MATERIAL SUPPLIED:

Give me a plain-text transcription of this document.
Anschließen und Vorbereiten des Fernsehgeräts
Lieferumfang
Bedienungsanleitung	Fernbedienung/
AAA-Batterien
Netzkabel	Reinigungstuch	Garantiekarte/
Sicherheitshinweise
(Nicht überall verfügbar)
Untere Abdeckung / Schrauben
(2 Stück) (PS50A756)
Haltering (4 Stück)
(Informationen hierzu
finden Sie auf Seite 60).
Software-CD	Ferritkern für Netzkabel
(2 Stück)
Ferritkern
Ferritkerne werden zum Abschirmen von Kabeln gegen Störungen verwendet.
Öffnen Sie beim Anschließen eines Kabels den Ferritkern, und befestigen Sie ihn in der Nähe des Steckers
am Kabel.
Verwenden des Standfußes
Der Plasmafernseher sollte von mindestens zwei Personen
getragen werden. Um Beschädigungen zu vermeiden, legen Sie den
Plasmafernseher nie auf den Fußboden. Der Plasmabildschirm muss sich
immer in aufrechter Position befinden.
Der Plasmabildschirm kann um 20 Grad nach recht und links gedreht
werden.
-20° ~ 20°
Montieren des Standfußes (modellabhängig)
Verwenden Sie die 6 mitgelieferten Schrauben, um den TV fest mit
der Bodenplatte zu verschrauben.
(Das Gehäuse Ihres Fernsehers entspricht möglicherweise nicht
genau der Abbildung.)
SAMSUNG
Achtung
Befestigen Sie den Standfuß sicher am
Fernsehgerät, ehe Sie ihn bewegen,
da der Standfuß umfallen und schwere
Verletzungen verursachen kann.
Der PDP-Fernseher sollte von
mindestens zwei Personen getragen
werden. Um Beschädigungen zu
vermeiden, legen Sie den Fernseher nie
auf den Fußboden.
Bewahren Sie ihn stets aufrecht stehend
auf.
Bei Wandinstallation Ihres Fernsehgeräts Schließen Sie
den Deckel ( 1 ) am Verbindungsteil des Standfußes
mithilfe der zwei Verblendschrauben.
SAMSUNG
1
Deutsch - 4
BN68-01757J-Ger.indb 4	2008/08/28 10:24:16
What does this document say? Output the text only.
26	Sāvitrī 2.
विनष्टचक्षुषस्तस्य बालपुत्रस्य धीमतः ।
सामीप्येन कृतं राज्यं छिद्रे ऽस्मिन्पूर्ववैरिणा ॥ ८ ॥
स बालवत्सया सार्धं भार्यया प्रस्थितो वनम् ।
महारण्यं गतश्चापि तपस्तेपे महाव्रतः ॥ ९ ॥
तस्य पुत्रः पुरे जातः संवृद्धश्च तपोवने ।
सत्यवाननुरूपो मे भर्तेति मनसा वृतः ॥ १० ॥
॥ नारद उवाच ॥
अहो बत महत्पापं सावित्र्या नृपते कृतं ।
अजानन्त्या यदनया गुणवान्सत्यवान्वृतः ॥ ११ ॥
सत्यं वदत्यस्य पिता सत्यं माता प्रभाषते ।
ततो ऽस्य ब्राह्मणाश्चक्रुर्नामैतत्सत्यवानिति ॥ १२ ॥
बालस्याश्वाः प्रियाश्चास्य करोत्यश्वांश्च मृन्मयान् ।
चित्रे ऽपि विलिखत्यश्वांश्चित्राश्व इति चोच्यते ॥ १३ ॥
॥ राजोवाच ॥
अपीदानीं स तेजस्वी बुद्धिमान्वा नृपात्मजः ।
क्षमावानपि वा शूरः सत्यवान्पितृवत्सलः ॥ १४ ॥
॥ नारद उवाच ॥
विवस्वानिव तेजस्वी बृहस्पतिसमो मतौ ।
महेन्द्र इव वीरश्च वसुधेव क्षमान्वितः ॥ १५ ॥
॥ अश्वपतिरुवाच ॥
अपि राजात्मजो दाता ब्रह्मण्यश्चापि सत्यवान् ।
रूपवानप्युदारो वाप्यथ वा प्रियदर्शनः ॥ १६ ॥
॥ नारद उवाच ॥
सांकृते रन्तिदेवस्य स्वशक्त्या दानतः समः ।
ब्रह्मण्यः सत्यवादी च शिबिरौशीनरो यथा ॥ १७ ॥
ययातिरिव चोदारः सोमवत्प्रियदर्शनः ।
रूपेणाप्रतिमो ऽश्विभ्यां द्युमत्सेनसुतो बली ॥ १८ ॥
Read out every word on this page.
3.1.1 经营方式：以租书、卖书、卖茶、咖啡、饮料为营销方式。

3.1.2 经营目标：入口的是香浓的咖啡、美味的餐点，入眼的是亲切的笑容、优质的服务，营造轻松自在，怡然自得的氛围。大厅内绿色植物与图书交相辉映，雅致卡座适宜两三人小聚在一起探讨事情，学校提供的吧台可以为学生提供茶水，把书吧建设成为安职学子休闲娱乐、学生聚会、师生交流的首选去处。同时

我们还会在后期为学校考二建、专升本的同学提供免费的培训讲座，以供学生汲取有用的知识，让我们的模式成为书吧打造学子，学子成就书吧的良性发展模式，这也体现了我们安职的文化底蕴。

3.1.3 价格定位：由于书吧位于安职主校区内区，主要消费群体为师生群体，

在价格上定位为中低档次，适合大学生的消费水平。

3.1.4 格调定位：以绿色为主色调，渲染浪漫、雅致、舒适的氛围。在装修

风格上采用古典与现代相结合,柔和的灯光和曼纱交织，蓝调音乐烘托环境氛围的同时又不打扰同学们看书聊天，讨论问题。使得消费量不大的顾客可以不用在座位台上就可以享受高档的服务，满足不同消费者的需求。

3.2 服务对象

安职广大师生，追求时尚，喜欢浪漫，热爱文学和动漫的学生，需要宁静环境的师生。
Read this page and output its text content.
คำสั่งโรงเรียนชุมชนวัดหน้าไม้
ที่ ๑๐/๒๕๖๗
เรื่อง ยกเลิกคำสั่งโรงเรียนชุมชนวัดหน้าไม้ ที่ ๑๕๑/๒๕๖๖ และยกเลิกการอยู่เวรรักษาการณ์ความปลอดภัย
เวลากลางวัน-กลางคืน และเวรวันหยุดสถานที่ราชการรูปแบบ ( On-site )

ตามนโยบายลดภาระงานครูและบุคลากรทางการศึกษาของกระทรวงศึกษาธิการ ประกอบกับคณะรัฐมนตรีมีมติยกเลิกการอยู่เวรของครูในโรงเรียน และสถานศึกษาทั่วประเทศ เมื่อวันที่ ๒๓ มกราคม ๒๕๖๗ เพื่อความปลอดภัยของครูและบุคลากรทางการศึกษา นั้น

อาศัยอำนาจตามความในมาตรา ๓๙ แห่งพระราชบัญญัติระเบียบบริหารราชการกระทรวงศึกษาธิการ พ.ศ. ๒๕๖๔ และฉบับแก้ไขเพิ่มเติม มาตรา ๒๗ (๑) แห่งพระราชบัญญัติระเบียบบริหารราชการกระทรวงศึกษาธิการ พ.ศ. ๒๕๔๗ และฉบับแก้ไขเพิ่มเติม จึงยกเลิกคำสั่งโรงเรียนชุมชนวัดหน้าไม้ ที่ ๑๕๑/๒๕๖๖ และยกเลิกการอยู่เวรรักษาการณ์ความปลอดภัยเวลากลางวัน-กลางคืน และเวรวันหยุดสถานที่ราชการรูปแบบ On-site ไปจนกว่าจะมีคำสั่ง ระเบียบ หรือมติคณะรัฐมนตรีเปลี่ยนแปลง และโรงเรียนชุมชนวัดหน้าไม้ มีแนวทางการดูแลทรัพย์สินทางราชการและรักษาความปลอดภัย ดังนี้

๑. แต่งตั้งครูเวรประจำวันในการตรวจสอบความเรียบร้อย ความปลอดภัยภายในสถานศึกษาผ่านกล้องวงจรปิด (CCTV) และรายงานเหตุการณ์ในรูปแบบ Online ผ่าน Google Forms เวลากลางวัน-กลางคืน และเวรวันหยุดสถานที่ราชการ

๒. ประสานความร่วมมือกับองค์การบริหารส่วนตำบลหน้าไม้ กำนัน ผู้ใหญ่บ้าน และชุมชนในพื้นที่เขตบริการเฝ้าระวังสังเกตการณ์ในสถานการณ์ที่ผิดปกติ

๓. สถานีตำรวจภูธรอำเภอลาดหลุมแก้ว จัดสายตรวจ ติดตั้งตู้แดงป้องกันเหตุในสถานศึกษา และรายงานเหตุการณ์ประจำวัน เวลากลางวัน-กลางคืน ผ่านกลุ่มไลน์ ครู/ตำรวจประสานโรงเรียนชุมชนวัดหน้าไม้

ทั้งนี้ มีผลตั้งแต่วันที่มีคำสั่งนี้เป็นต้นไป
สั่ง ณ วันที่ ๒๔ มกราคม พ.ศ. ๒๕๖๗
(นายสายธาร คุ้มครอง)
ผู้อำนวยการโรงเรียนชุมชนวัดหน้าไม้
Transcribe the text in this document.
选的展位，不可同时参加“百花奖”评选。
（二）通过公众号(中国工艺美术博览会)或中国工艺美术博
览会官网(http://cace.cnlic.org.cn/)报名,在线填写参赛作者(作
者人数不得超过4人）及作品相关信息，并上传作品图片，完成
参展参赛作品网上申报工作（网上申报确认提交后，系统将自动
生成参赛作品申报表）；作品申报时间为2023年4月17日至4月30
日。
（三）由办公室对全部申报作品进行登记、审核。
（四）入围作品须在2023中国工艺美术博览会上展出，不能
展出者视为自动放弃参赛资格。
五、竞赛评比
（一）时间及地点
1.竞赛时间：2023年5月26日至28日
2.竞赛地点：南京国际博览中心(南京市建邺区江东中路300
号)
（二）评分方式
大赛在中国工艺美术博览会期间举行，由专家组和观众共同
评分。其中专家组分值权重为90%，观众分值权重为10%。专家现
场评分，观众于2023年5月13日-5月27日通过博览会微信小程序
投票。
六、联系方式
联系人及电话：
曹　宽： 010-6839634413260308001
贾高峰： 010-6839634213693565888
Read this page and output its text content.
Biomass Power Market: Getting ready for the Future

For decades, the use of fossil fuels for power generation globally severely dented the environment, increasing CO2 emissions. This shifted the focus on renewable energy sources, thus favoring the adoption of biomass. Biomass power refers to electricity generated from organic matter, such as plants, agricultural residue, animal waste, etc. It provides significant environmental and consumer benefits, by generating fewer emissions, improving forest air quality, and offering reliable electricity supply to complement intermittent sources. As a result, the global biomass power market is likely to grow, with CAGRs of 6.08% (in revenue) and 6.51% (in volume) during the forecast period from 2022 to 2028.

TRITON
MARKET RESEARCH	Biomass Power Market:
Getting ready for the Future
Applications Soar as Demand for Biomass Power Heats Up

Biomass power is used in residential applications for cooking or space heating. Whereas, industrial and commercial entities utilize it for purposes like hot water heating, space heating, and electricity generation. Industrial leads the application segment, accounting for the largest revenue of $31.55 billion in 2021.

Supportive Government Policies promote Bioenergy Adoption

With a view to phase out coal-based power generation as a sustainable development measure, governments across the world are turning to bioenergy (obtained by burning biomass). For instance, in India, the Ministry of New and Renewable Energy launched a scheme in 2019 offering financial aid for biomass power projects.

PROBLEM DESCRIPTION: Say how many lines in the records hold the string "Stück", and say nothing else.

THE RESPONSE: 3